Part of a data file
+++++
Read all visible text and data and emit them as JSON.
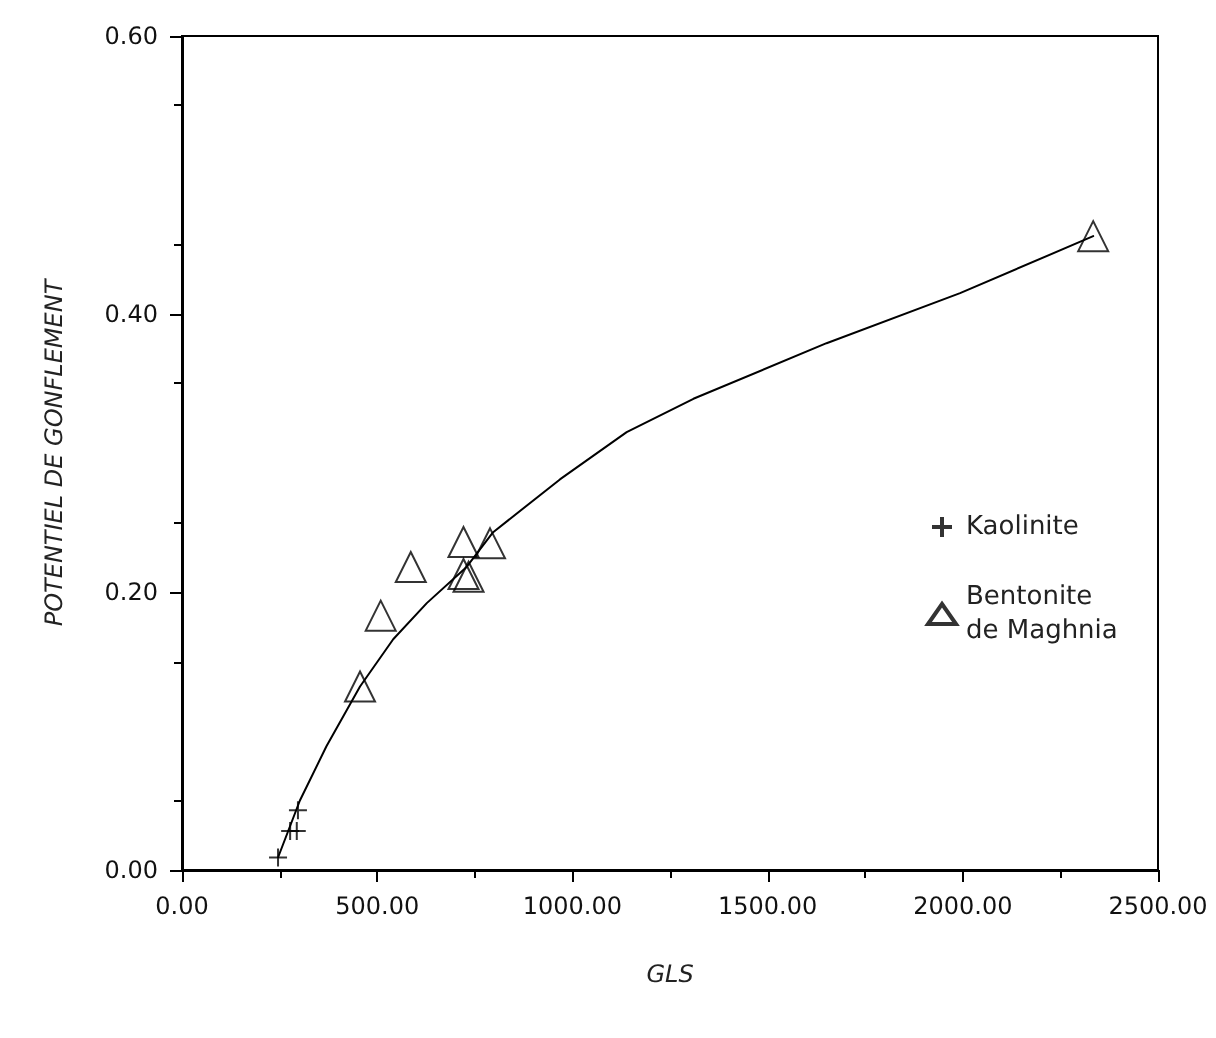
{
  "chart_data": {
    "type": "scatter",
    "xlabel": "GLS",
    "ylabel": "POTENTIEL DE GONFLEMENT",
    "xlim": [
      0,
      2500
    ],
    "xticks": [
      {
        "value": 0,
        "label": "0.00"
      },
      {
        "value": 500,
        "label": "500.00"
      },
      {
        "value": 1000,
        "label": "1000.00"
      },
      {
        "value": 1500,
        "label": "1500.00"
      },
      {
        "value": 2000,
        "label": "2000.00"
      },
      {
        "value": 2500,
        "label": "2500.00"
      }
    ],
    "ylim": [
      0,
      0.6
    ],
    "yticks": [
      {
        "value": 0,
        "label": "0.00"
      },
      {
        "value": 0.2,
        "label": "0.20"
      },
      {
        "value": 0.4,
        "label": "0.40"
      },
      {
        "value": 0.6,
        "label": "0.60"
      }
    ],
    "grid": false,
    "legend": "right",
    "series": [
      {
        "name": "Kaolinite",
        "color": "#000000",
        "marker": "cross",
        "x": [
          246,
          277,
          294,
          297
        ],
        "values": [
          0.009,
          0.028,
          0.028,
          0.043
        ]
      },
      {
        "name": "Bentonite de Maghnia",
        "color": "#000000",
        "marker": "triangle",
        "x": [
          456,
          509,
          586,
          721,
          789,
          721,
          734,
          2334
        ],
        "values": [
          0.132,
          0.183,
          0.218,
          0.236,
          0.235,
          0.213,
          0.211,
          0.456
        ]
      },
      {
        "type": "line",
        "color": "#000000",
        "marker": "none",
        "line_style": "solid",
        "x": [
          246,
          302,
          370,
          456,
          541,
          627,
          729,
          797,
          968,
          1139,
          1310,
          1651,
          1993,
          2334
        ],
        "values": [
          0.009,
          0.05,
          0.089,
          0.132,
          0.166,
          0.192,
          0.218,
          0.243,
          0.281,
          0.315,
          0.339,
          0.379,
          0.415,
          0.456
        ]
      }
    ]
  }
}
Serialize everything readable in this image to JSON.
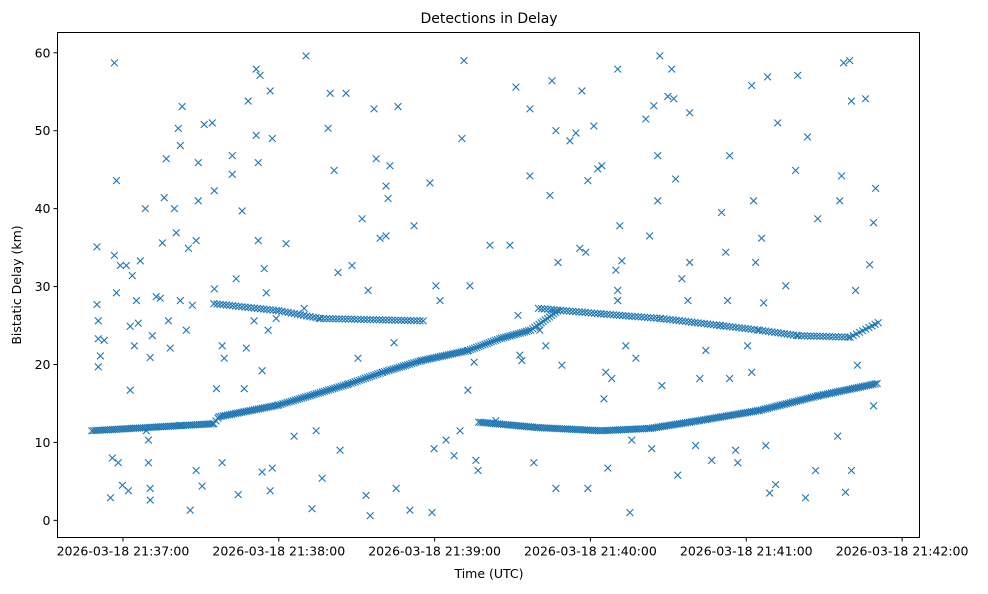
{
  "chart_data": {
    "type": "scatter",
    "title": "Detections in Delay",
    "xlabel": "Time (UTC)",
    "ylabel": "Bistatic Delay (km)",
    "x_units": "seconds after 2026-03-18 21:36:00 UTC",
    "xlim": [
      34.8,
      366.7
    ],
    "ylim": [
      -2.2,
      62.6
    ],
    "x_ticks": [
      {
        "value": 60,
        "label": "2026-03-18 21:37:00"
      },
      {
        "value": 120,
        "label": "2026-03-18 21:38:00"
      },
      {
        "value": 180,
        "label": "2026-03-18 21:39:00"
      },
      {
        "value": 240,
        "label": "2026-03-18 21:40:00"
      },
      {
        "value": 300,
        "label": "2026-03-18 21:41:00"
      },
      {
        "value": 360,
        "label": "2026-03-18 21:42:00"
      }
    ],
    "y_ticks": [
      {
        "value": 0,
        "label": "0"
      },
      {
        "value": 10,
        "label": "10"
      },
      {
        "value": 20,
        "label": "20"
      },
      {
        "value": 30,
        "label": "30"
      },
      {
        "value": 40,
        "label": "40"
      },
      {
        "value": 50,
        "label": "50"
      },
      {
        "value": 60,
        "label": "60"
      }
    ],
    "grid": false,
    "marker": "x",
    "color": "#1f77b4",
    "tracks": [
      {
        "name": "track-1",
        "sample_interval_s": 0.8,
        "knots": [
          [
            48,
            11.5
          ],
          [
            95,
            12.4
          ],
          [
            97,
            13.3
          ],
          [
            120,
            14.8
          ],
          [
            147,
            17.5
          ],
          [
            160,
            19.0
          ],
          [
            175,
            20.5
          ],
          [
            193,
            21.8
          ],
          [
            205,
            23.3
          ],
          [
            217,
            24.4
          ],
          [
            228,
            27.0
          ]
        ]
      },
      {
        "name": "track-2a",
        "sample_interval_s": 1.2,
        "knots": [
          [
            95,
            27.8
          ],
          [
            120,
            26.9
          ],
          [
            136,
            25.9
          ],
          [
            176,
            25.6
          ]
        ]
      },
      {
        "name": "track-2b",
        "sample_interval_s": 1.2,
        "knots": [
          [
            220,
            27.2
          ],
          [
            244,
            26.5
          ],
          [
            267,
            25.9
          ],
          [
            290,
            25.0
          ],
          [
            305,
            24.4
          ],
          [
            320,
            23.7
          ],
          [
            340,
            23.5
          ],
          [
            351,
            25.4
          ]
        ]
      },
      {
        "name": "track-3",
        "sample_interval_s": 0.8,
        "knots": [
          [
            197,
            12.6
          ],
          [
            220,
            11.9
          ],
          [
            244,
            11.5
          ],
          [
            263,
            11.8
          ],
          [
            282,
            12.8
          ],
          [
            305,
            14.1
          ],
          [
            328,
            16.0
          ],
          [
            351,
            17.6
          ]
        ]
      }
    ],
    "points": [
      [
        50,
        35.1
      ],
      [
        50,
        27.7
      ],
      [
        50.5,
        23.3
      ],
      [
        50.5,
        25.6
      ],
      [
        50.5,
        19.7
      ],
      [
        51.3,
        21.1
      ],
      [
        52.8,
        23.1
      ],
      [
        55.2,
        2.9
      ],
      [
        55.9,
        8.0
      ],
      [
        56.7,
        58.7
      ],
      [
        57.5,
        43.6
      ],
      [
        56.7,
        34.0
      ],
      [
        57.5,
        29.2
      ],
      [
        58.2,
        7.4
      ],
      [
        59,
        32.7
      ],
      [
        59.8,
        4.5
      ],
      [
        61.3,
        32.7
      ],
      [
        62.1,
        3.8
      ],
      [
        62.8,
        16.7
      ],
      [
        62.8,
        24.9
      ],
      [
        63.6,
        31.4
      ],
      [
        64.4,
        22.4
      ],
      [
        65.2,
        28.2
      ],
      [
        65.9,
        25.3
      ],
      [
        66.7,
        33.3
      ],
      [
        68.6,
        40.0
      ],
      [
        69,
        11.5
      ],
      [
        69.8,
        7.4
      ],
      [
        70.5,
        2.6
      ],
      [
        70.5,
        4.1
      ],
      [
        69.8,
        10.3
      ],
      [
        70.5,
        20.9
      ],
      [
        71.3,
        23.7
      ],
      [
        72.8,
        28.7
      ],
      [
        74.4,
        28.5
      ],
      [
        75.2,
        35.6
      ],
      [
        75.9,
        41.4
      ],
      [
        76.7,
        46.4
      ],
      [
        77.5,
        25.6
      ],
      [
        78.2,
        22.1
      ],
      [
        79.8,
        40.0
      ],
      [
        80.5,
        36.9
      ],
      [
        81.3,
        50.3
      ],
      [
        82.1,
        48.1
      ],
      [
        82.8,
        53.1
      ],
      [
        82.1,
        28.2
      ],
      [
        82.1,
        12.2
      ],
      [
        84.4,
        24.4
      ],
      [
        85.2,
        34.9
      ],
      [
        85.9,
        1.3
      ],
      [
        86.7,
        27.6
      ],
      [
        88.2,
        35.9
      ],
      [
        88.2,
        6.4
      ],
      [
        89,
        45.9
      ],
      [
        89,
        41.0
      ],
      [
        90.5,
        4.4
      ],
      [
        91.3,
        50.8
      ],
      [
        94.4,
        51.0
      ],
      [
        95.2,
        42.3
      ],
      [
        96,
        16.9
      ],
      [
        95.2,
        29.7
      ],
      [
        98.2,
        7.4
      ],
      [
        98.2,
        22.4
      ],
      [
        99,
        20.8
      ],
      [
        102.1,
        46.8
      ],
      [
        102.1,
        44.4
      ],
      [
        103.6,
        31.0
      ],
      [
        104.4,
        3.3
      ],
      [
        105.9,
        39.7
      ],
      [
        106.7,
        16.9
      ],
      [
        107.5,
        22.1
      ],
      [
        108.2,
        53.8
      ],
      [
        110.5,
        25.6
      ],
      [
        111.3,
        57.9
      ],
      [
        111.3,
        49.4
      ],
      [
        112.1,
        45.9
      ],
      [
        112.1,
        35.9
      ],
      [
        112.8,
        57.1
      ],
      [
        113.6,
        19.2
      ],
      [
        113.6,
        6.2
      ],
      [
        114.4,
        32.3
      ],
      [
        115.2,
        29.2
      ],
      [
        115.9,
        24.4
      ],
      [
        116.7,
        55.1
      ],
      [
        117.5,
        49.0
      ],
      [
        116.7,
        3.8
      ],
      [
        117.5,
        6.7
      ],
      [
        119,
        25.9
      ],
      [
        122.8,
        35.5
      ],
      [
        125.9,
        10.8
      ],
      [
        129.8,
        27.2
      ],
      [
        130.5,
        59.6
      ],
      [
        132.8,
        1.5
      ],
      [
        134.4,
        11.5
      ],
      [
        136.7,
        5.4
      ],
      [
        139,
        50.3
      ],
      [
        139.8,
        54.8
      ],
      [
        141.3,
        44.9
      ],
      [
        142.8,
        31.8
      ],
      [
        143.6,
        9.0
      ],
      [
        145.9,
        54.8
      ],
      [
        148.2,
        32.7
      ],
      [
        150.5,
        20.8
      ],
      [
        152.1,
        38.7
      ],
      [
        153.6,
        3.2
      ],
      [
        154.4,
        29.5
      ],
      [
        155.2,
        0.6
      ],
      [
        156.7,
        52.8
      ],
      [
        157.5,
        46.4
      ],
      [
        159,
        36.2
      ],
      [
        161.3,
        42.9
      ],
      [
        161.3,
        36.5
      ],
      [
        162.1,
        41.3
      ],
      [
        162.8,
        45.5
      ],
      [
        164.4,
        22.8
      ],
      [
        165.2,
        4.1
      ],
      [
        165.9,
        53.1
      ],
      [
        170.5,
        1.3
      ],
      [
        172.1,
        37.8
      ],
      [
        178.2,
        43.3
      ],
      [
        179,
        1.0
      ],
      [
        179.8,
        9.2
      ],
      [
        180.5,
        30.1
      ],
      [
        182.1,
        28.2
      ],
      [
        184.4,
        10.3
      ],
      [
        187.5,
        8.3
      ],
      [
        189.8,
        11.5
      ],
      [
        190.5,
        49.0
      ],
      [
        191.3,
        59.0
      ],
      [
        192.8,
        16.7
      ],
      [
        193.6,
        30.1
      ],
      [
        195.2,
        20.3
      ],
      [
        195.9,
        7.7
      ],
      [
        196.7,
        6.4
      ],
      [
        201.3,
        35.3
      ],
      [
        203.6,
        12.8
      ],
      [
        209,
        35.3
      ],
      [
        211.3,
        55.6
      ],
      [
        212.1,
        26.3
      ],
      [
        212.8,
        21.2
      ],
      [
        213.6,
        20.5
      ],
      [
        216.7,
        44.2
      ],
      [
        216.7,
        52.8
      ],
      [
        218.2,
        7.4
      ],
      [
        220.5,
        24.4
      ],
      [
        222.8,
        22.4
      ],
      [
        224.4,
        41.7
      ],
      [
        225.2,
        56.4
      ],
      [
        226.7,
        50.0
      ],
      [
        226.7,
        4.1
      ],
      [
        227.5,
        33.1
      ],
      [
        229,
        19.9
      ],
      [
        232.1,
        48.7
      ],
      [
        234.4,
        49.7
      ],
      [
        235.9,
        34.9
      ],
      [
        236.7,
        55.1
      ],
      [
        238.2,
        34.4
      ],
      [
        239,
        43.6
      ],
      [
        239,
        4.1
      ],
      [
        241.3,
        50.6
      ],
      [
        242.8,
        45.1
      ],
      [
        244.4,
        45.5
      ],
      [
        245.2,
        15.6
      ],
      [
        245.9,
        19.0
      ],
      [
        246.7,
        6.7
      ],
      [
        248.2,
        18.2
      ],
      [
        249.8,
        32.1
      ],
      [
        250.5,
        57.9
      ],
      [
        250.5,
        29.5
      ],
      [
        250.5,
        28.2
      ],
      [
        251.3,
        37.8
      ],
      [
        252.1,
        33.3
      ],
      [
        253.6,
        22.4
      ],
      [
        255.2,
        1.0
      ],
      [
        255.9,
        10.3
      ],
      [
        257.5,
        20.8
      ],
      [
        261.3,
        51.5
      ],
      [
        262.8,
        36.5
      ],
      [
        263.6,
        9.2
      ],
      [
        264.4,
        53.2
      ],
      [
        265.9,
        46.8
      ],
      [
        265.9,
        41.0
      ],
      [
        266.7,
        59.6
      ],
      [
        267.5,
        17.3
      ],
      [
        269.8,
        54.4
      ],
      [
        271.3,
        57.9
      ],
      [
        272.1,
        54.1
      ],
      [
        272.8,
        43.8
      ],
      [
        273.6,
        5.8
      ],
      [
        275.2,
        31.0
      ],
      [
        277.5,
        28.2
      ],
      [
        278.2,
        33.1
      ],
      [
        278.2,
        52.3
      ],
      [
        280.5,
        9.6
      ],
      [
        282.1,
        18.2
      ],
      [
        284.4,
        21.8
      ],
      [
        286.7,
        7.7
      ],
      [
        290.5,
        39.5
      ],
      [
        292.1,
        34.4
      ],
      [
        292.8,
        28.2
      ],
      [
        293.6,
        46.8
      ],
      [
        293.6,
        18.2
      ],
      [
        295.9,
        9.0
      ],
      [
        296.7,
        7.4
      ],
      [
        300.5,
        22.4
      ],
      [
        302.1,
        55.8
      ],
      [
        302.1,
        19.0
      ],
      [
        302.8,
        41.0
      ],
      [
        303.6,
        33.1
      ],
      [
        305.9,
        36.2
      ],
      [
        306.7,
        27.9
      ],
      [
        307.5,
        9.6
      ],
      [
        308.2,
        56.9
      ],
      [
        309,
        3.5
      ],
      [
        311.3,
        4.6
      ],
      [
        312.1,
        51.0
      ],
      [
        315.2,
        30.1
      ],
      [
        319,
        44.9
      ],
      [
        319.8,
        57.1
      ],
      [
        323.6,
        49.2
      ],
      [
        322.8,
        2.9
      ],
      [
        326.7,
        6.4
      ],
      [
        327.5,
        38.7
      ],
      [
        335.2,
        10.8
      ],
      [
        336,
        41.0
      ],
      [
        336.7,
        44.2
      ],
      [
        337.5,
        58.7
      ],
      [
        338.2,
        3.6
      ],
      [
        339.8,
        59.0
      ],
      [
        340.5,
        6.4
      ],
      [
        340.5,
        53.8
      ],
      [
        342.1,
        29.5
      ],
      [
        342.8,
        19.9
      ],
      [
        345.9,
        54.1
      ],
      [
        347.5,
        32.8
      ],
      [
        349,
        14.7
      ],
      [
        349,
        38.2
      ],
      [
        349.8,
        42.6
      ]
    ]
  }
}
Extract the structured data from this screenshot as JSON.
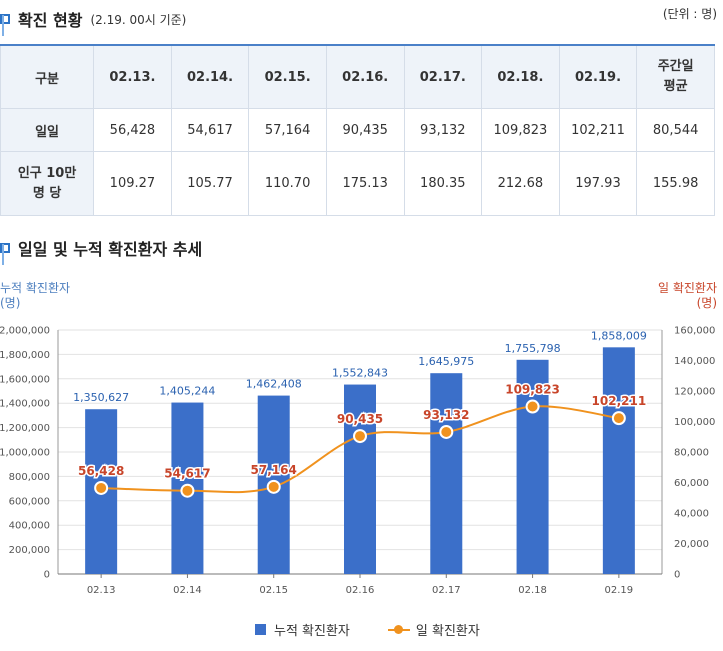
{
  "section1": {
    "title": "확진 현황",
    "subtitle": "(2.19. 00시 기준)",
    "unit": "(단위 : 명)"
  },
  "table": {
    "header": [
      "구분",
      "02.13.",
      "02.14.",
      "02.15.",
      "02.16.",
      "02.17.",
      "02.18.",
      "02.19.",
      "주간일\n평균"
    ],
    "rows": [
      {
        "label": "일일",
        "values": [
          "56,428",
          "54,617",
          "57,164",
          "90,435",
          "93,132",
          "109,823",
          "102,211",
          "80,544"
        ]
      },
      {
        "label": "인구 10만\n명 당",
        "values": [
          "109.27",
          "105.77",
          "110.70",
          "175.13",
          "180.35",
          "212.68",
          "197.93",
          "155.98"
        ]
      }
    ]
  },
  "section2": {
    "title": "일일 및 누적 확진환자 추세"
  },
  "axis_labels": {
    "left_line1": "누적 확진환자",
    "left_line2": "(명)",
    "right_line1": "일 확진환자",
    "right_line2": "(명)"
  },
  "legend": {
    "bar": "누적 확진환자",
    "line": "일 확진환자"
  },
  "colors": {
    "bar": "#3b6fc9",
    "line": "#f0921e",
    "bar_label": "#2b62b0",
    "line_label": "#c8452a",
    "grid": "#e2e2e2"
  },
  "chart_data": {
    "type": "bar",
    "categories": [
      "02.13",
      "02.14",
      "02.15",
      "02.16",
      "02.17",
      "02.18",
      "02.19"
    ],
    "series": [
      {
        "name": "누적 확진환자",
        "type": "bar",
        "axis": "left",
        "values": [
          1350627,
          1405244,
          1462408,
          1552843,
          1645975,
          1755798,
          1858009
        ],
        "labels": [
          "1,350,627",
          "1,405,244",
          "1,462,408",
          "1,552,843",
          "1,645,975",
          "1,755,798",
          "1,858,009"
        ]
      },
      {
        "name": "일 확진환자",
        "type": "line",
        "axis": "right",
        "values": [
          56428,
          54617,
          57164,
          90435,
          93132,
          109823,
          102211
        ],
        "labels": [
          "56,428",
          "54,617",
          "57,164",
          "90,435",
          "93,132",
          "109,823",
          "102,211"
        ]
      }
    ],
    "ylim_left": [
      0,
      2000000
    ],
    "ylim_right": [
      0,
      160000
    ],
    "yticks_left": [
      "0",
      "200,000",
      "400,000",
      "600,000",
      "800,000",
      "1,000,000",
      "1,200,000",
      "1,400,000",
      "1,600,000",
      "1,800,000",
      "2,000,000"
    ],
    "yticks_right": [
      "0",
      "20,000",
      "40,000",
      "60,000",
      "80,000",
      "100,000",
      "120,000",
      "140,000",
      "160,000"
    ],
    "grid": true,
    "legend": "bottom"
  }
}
+++++
**GOAL OF THE EXERCISE:** Pick out each line containing the string "확진환자" and copy it.

**EXPECTED OUTPUT:**
    "title": "일일 및 누적 확진환자 추세"
    "left_line1": "누적 확진환자",
    "right_line1": "일 확진환자",
    "bar": "누적 확진환자",
    "line": "일 확진환자"
        "name": "누적 확진환자",
        "name": "일 확진환자",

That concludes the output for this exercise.